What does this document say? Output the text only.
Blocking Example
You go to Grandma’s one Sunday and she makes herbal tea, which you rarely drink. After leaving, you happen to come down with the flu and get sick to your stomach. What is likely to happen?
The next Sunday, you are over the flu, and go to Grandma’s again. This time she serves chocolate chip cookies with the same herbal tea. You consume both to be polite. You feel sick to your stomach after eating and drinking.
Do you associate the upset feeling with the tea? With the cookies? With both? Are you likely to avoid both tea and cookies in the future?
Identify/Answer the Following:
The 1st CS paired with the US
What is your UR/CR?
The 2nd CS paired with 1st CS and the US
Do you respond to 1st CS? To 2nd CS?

▶ _Work required_
Return each entry from above without altering a single character.

▶ _Task response_
What does this document say? Output the text only.
Blocking Example
You go to Grandma’s one Sunday and she makes herbal tea, which you rarely drink. After leaving, you happen to come down with the flu and get sick to your stomach. What is likely to happen?
The next Sunday, you are over the flu, and go to Grandma’s again. This time she serves chocolate chip cookies with the same herbal tea. You consume both to be polite. You feel sick to your stomach after eating and drinking.
Do you associate the upset feeling with the tea? With the cookies? With both? Are you likely to avoid both tea and cookies in the future?
Identify/Answer the Following:
The 1st CS paired with the US
What is your UR/CR?
The 2nd CS paired with 1st CS and the US
Do you respond to 1st CS? To 2nd CS?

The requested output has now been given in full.